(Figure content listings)
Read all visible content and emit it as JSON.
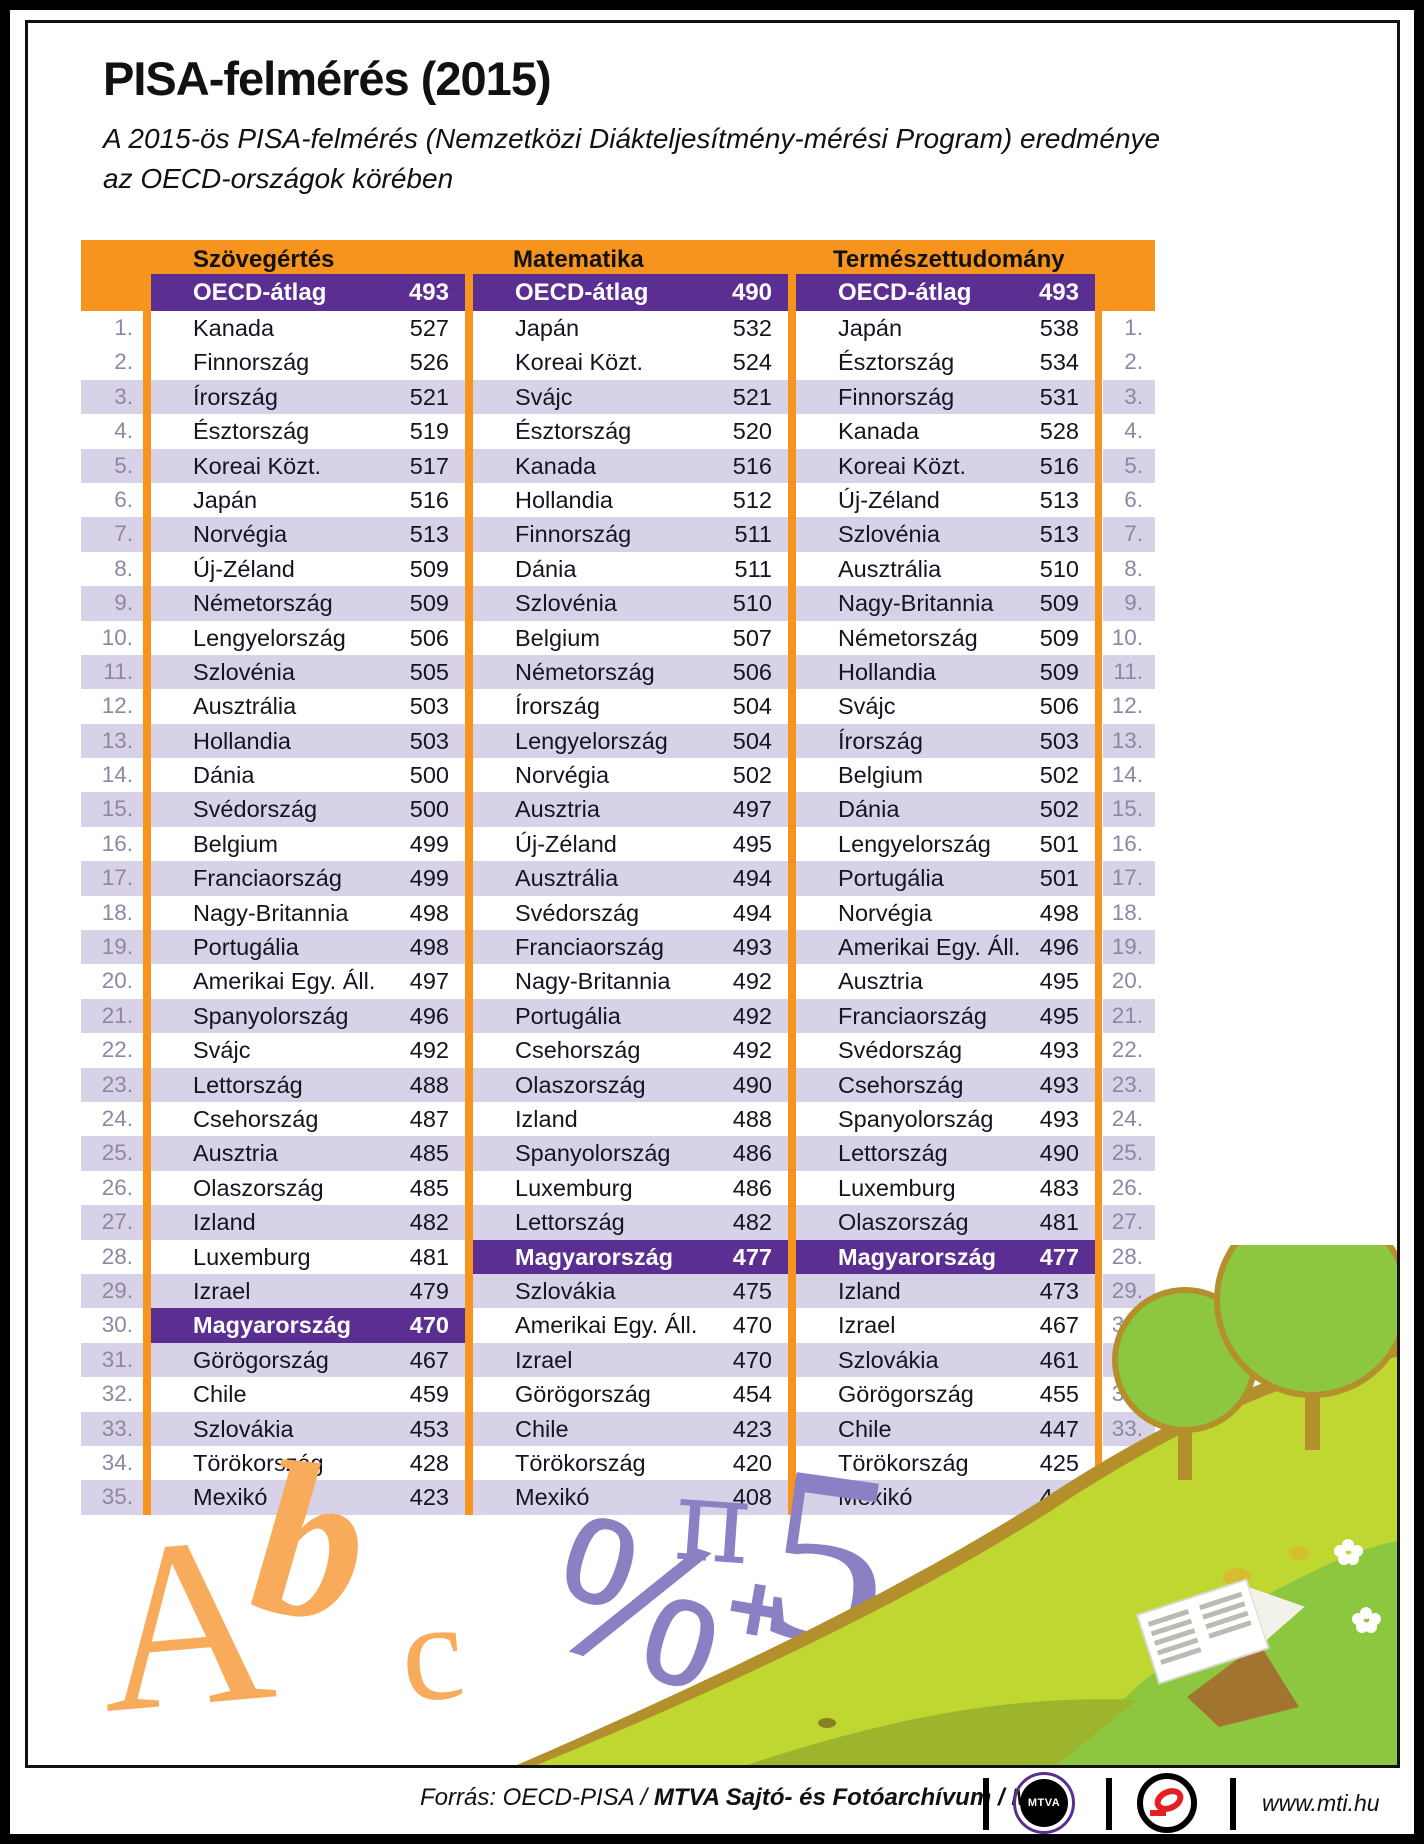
{
  "title": "PISA-felmérés (2015)",
  "subtitle": [
    "A 2015-ös PISA-felmérés (Nemzetközi Diákteljesítmény-mérési Program) eredménye",
    "az OECD-országok körében"
  ],
  "chart_data": {
    "type": "table",
    "title": "PISA-felmérés (2015)",
    "oecd_row_label": "OECD-átlag",
    "highlight_row": "Magyarország",
    "rank_min": 1,
    "rank_max": 35,
    "sections": [
      {
        "label": "Szövegértés",
        "oecd_average": 493,
        "ranking": [
          [
            "Kanada",
            527
          ],
          [
            "Finnország",
            526
          ],
          [
            "Írország",
            521
          ],
          [
            "Észtország",
            519
          ],
          [
            "Koreai Közt.",
            517
          ],
          [
            "Japán",
            516
          ],
          [
            "Norvégia",
            513
          ],
          [
            "Új-Zéland",
            509
          ],
          [
            "Németország",
            509
          ],
          [
            "Lengyelország",
            506
          ],
          [
            "Szlovénia",
            505
          ],
          [
            "Ausztrália",
            503
          ],
          [
            "Hollandia",
            503
          ],
          [
            "Dánia",
            500
          ],
          [
            "Svédország",
            500
          ],
          [
            "Belgium",
            499
          ],
          [
            "Franciaország",
            499
          ],
          [
            "Nagy-Britannia",
            498
          ],
          [
            "Portugália",
            498
          ],
          [
            "Amerikai Egy. Áll.",
            497
          ],
          [
            "Spanyolország",
            496
          ],
          [
            "Svájc",
            492
          ],
          [
            "Lettország",
            488
          ],
          [
            "Csehország",
            487
          ],
          [
            "Ausztria",
            485
          ],
          [
            "Olaszország",
            485
          ],
          [
            "Izland",
            482
          ],
          [
            "Luxemburg",
            481
          ],
          [
            "Izrael",
            479
          ],
          [
            "Magyarország",
            470
          ],
          [
            "Görögország",
            467
          ],
          [
            "Chile",
            459
          ],
          [
            "Szlovákia",
            453
          ],
          [
            "Törökország",
            428
          ],
          [
            "Mexikó",
            423
          ]
        ]
      },
      {
        "label": "Matematika",
        "oecd_average": 490,
        "ranking": [
          [
            "Japán",
            532
          ],
          [
            "Koreai Közt.",
            524
          ],
          [
            "Svájc",
            521
          ],
          [
            "Észtország",
            520
          ],
          [
            "Kanada",
            516
          ],
          [
            "Hollandia",
            512
          ],
          [
            "Finnország",
            511
          ],
          [
            "Dánia",
            511
          ],
          [
            "Szlovénia",
            510
          ],
          [
            "Belgium",
            507
          ],
          [
            "Németország",
            506
          ],
          [
            "Írország",
            504
          ],
          [
            "Lengyelország",
            504
          ],
          [
            "Norvégia",
            502
          ],
          [
            "Ausztria",
            497
          ],
          [
            "Új-Zéland",
            495
          ],
          [
            "Ausztrália",
            494
          ],
          [
            "Svédország",
            494
          ],
          [
            "Franciaország",
            493
          ],
          [
            "Nagy-Britannia",
            492
          ],
          [
            "Portugália",
            492
          ],
          [
            "Csehország",
            492
          ],
          [
            "Olaszország",
            490
          ],
          [
            "Izland",
            488
          ],
          [
            "Spanyolország",
            486
          ],
          [
            "Luxemburg",
            486
          ],
          [
            "Lettország",
            482
          ],
          [
            "Magyarország",
            477
          ],
          [
            "Szlovákia",
            475
          ],
          [
            "Amerikai Egy. Áll.",
            470
          ],
          [
            "Izrael",
            470
          ],
          [
            "Görögország",
            454
          ],
          [
            "Chile",
            423
          ],
          [
            "Törökország",
            420
          ],
          [
            "Mexikó",
            408
          ]
        ]
      },
      {
        "label": "Természettudomány",
        "oecd_average": 493,
        "ranking": [
          [
            "Japán",
            538
          ],
          [
            "Észtország",
            534
          ],
          [
            "Finnország",
            531
          ],
          [
            "Kanada",
            528
          ],
          [
            "Koreai Közt.",
            516
          ],
          [
            "Új-Zéland",
            513
          ],
          [
            "Szlovénia",
            513
          ],
          [
            "Ausztrália",
            510
          ],
          [
            "Nagy-Britannia",
            509
          ],
          [
            "Németország",
            509
          ],
          [
            "Hollandia",
            509
          ],
          [
            "Svájc",
            506
          ],
          [
            "Írország",
            503
          ],
          [
            "Belgium",
            502
          ],
          [
            "Dánia",
            502
          ],
          [
            "Lengyelország",
            501
          ],
          [
            "Portugália",
            501
          ],
          [
            "Norvégia",
            498
          ],
          [
            "Amerikai Egy. Áll.",
            496
          ],
          [
            "Ausztria",
            495
          ],
          [
            "Franciaország",
            495
          ],
          [
            "Svédország",
            493
          ],
          [
            "Csehország",
            493
          ],
          [
            "Spanyolország",
            493
          ],
          [
            "Lettország",
            490
          ],
          [
            "Luxemburg",
            483
          ],
          [
            "Olaszország",
            481
          ],
          [
            "Magyarország",
            477
          ],
          [
            "Izland",
            473
          ],
          [
            "Izrael",
            467
          ],
          [
            "Szlovákia",
            461
          ],
          [
            "Görögország",
            455
          ],
          [
            "Chile",
            447
          ],
          [
            "Törökország",
            425
          ],
          [
            "Mexikó",
            416
          ]
        ]
      }
    ]
  },
  "decor": {
    "letter_a": "A",
    "letter_b": "b",
    "letter_c": "c",
    "percent": "%",
    "pi": "π",
    "plus": "+",
    "five": "5"
  },
  "footer": {
    "source_prefix": "Forrás: OECD-PISA / ",
    "source_bold": "MTVA Sajtó- és Fotóarchívum / MTI",
    "mtva_logo_text": "MTVA",
    "website": "www.mti.hu"
  },
  "colors": {
    "orange": "#F7941E",
    "purple": "#5B2E91",
    "lavender": "#D8D2E8",
    "rank_gray": "#8E87A3",
    "decor_orange": "#F9AB5C",
    "decor_purple": "#8B80C4",
    "hill_gold": "#B3902C",
    "hill_bright": "#C0D731",
    "hill_green": "#8DC63F"
  }
}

EXERCISE
Transcribe every entry above exactly. Omit all pictures.

RIGHT ANSWER
Read all visible content and emit it as JSON.
{
  "title": "PISA-felmérés (2015)",
  "subtitle": [
    "A 2015-ös PISA-felmérés (Nemzetközi Diákteljesítmény-mérési Program) eredménye",
    "az OECD-országok körében"
  ],
  "chart_data": {
    "type": "table",
    "title": "PISA-felmérés (2015)",
    "oecd_row_label": "OECD-átlag",
    "highlight_row": "Magyarország",
    "rank_min": 1,
    "rank_max": 35,
    "sections": [
      {
        "label": "Szövegértés",
        "oecd_average": 493,
        "ranking": [
          [
            "Kanada",
            527
          ],
          [
            "Finnország",
            526
          ],
          [
            "Írország",
            521
          ],
          [
            "Észtország",
            519
          ],
          [
            "Koreai Közt.",
            517
          ],
          [
            "Japán",
            516
          ],
          [
            "Norvégia",
            513
          ],
          [
            "Új-Zéland",
            509
          ],
          [
            "Németország",
            509
          ],
          [
            "Lengyelország",
            506
          ],
          [
            "Szlovénia",
            505
          ],
          [
            "Ausztrália",
            503
          ],
          [
            "Hollandia",
            503
          ],
          [
            "Dánia",
            500
          ],
          [
            "Svédország",
            500
          ],
          [
            "Belgium",
            499
          ],
          [
            "Franciaország",
            499
          ],
          [
            "Nagy-Britannia",
            498
          ],
          [
            "Portugália",
            498
          ],
          [
            "Amerikai Egy. Áll.",
            497
          ],
          [
            "Spanyolország",
            496
          ],
          [
            "Svájc",
            492
          ],
          [
            "Lettország",
            488
          ],
          [
            "Csehország",
            487
          ],
          [
            "Ausztria",
            485
          ],
          [
            "Olaszország",
            485
          ],
          [
            "Izland",
            482
          ],
          [
            "Luxemburg",
            481
          ],
          [
            "Izrael",
            479
          ],
          [
            "Magyarország",
            470
          ],
          [
            "Görögország",
            467
          ],
          [
            "Chile",
            459
          ],
          [
            "Szlovákia",
            453
          ],
          [
            "Törökország",
            428
          ],
          [
            "Mexikó",
            423
          ]
        ]
      },
      {
        "label": "Matematika",
        "oecd_average": 490,
        "ranking": [
          [
            "Japán",
            532
          ],
          [
            "Koreai Közt.",
            524
          ],
          [
            "Svájc",
            521
          ],
          [
            "Észtország",
            520
          ],
          [
            "Kanada",
            516
          ],
          [
            "Hollandia",
            512
          ],
          [
            "Finnország",
            511
          ],
          [
            "Dánia",
            511
          ],
          [
            "Szlovénia",
            510
          ],
          [
            "Belgium",
            507
          ],
          [
            "Németország",
            506
          ],
          [
            "Írország",
            504
          ],
          [
            "Lengyelország",
            504
          ],
          [
            "Norvégia",
            502
          ],
          [
            "Ausztria",
            497
          ],
          [
            "Új-Zéland",
            495
          ],
          [
            "Ausztrália",
            494
          ],
          [
            "Svédország",
            494
          ],
          [
            "Franciaország",
            493
          ],
          [
            "Nagy-Britannia",
            492
          ],
          [
            "Portugália",
            492
          ],
          [
            "Csehország",
            492
          ],
          [
            "Olaszország",
            490
          ],
          [
            "Izland",
            488
          ],
          [
            "Spanyolország",
            486
          ],
          [
            "Luxemburg",
            486
          ],
          [
            "Lettország",
            482
          ],
          [
            "Magyarország",
            477
          ],
          [
            "Szlovákia",
            475
          ],
          [
            "Amerikai Egy. Áll.",
            470
          ],
          [
            "Izrael",
            470
          ],
          [
            "Görögország",
            454
          ],
          [
            "Chile",
            423
          ],
          [
            "Törökország",
            420
          ],
          [
            "Mexikó",
            408
          ]
        ]
      },
      {
        "label": "Természettudomány",
        "oecd_average": 493,
        "ranking": [
          [
            "Japán",
            538
          ],
          [
            "Észtország",
            534
          ],
          [
            "Finnország",
            531
          ],
          [
            "Kanada",
            528
          ],
          [
            "Koreai Közt.",
            516
          ],
          [
            "Új-Zéland",
            513
          ],
          [
            "Szlovénia",
            513
          ],
          [
            "Ausztrália",
            510
          ],
          [
            "Nagy-Britannia",
            509
          ],
          [
            "Németország",
            509
          ],
          [
            "Hollandia",
            509
          ],
          [
            "Svájc",
            506
          ],
          [
            "Írország",
            503
          ],
          [
            "Belgium",
            502
          ],
          [
            "Dánia",
            502
          ],
          [
            "Lengyelország",
            501
          ],
          [
            "Portugália",
            501
          ],
          [
            "Norvégia",
            498
          ],
          [
            "Amerikai Egy. Áll.",
            496
          ],
          [
            "Ausztria",
            495
          ],
          [
            "Franciaország",
            495
          ],
          [
            "Svédország",
            493
          ],
          [
            "Csehország",
            493
          ],
          [
            "Spanyolország",
            493
          ],
          [
            "Lettország",
            490
          ],
          [
            "Luxemburg",
            483
          ],
          [
            "Olaszország",
            481
          ],
          [
            "Magyarország",
            477
          ],
          [
            "Izland",
            473
          ],
          [
            "Izrael",
            467
          ],
          [
            "Szlovákia",
            461
          ],
          [
            "Görögország",
            455
          ],
          [
            "Chile",
            447
          ],
          [
            "Törökország",
            425
          ],
          [
            "Mexikó",
            416
          ]
        ]
      }
    ]
  },
  "decor": {
    "letter_a": "A",
    "letter_b": "b",
    "letter_c": "c",
    "percent": "%",
    "pi": "π",
    "plus": "+",
    "five": "5"
  },
  "footer": {
    "source_prefix": "Forrás: OECD-PISA / ",
    "source_bold": "MTVA Sajtó- és Fotóarchívum / MTI",
    "mtva_logo_text": "MTVA",
    "website": "www.mti.hu"
  },
  "colors": {
    "orange": "#F7941E",
    "purple": "#5B2E91",
    "lavender": "#D8D2E8",
    "rank_gray": "#8E87A3",
    "decor_orange": "#F9AB5C",
    "decor_purple": "#8B80C4",
    "hill_gold": "#B3902C",
    "hill_bright": "#C0D731",
    "hill_green": "#8DC63F"
  }
}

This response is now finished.